──────── SUPPLIED TEXT

Wednesday, July 25, 2012

Business Logic and Interactive Web Applications

By the mid-2000s, the structure of an MVC web-app had gelled: business logic belonged in the model (which was usually divided into a service layer and persistent objects), a thin controller would invoke model methods and select data to be shown to the user, and a view held markup and the minimal amount of code needed to generate repeating or optional content. There might be some client-side validation written in JavaScript, but it was confined to verifying that fields were filled in with something that looked like the right value. All “real” validation took place on the server, to ensure that only “good” data got persisted.

Then along came client-side JavaScript frameworks like JQuery. Not only could you make AJAX calls, but they let you easily access field values and modify the rendered markup. A few lines of JavaScript, and you have an intelligent form: if option “foo” is selected, hide fields argle and bargle, and make fields biff and bizzle read-only.

The problem with intelligent front-ends is that they almost always duplicate the logic found in the back end. Which means that, inevitably, the two will get out of sync and the users will get upset: bargle was cleared but they expected it to hold the concatenated values of biff and bizzle.

There's no good solution to this problem, although it's been faced over and over. The standard solution with a “thick client” application was layered MVC: each component had its own model, which would advertise its changes to the rest of the app via events. These events would be picked up by an application-level controller, which would initiate changes in an application-level model, which would in turn send out events that could be processed by the components. If you were fastidious, you could completely separate the business logic of both models from the GUI code that rendered those models.

────────────────

◆ ABOUT THIS EXERCISE
Write a continuation of the blog post on business logic in interactive web applications, picking up from its final sentence. The data that follows has no connection to the text.

──────── RECORDS SUPPLIED

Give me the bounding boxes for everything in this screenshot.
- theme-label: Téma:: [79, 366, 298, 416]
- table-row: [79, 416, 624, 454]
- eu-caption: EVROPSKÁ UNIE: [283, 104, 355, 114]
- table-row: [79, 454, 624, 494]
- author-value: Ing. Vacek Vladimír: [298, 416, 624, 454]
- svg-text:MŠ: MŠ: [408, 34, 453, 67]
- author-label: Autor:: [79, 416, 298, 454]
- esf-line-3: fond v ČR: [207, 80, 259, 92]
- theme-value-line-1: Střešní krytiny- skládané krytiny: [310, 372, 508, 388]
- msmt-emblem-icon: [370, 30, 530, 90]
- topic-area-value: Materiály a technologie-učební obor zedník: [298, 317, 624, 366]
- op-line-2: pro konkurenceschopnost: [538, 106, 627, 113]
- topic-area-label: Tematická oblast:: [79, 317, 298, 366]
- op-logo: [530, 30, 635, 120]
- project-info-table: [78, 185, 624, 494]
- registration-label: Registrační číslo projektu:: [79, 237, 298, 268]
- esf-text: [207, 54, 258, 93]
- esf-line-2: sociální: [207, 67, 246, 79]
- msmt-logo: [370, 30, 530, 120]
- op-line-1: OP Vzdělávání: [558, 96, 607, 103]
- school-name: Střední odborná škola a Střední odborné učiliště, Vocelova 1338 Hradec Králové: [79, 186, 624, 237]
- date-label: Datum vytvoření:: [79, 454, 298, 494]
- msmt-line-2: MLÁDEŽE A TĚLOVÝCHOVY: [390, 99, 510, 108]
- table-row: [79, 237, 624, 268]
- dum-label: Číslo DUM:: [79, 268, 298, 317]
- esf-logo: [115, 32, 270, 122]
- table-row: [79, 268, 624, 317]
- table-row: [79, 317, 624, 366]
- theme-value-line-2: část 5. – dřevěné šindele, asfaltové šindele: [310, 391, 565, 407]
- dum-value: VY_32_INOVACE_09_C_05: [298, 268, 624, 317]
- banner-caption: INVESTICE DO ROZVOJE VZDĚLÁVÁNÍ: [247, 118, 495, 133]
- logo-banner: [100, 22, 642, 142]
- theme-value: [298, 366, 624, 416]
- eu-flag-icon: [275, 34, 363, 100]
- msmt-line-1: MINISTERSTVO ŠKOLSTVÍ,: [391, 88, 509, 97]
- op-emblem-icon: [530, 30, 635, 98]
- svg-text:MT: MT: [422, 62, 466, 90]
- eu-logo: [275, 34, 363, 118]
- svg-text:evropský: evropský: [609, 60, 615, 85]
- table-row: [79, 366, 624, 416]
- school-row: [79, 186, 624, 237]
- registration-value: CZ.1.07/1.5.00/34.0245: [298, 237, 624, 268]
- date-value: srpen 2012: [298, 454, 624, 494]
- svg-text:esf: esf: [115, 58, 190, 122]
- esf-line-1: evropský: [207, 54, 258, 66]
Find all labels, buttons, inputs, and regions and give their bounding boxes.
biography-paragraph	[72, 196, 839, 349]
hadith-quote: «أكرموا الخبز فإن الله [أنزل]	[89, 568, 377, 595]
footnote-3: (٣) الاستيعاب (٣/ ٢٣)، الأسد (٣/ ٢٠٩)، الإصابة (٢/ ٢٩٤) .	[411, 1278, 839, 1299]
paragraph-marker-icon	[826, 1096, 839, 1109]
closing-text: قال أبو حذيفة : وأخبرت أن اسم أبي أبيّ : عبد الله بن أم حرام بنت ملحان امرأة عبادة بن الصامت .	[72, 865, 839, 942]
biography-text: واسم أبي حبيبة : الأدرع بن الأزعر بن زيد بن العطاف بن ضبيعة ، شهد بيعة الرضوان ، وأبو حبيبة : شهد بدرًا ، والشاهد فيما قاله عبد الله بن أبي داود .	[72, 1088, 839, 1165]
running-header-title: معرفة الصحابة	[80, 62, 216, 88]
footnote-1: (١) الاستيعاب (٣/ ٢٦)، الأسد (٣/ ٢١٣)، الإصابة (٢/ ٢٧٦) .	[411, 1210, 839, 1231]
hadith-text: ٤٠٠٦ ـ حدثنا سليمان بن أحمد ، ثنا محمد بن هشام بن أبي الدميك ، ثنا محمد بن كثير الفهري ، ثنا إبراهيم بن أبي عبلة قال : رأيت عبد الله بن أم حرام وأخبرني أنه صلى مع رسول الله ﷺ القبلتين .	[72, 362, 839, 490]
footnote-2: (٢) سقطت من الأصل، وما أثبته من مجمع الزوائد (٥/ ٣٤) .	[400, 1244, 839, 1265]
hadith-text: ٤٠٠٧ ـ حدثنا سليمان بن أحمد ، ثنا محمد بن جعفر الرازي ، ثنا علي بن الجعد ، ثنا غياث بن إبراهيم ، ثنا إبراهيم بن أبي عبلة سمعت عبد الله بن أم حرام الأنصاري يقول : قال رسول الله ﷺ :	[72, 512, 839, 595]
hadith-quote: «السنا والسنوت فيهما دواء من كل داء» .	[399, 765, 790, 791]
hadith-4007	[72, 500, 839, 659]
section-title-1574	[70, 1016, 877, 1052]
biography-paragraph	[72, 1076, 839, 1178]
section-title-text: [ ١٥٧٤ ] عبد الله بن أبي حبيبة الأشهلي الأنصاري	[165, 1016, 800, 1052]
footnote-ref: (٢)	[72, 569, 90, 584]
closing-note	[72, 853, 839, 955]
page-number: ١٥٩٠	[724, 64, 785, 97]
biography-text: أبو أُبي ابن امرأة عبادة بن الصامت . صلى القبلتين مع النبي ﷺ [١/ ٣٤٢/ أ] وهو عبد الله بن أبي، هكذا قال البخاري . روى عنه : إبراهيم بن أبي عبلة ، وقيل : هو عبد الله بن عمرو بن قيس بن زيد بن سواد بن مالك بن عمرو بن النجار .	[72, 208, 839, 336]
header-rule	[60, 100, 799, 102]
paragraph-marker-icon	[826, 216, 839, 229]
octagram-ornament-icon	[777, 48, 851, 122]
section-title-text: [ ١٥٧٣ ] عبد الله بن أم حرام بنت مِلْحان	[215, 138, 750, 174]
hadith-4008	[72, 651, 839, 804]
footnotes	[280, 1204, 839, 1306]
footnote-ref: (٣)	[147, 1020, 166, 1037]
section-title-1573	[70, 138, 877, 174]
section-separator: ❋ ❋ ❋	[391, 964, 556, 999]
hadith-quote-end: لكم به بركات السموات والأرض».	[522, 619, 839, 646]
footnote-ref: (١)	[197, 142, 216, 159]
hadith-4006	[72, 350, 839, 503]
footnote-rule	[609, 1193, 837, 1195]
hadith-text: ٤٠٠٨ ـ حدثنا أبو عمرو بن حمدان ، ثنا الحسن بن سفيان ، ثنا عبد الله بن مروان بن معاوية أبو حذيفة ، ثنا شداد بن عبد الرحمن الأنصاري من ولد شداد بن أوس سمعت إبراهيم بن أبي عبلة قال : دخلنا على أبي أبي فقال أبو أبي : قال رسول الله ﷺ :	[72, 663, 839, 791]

────────────────

◆ RESPONSE TO THIS TASK
I don't think that approach would work with a web-app. The main reason is that the front-end and back-end code are maintained separately, using different languages. There's simply no way to look one place and see all the logic that applies to bizzle.

Another problem is validation. The layered approach assumes that each component sends data that's already been validated; there's no need for re-validation at the lower levels. That may be acceptable for internal applications, but certainly not for something that's Internet-facing.

One alternative is that every operation returns the annotated state of the application model: every field, its value, and a status code — which might be as simple as used/not-used. The front-end code can walk that list and determine how to change the rendered view. But this means contacting the server after every field change; again, maybe not a problem on an internal network, but not something for the Internet.

Another alternative is to write all your code in one language and translate for the front end. I think the popularity of GWT says enough about this approach.

I don't have an answer, but I'm seeing enough twisted code that I think it's an important topic to think about.